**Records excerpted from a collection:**
= = =
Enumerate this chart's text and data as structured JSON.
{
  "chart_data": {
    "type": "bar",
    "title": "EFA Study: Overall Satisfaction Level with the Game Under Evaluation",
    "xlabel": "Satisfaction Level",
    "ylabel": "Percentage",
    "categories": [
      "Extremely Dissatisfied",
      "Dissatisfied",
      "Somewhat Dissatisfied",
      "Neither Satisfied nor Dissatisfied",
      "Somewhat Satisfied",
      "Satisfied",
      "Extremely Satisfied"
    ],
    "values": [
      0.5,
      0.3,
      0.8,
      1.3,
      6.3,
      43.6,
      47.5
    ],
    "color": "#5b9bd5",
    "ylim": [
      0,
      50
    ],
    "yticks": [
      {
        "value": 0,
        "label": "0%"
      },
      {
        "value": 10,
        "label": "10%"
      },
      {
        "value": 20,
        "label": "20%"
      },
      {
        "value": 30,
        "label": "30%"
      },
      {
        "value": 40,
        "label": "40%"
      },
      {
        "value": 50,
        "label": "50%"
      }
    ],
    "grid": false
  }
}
= = =
**Your task:** Please restate the whole listing word for word.

**Worked solution:**
Enumerate this chart's text and data as structured JSON.
{
  "chart_data": {
    "type": "bar",
    "title": "EFA Study: Overall Satisfaction Level with the Game Under Evaluation",
    "xlabel": "Satisfaction Level",
    "ylabel": "Percentage",
    "categories": [
      "Extremely Dissatisfied",
      "Dissatisfied",
      "Somewhat Dissatisfied",
      "Neither Satisfied nor Dissatisfied",
      "Somewhat Satisfied",
      "Satisfied",
      "Extremely Satisfied"
    ],
    "values": [
      0.5,
      0.3,
      0.8,
      1.3,
      6.3,
      43.6,
      47.5
    ],
    "color": "#5b9bd5",
    "ylim": [
      0,
      50
    ],
    "yticks": [
      {
        "value": 0,
        "label": "0%"
      },
      {
        "value": 10,
        "label": "10%"
      },
      {
        "value": 20,
        "label": "20%"
      },
      {
        "value": 30,
        "label": "30%"
      },
      {
        "value": 40,
        "label": "40%"
      },
      {
        "value": 50,
        "label": "50%"
      }
    ],
    "grid": false
  }
}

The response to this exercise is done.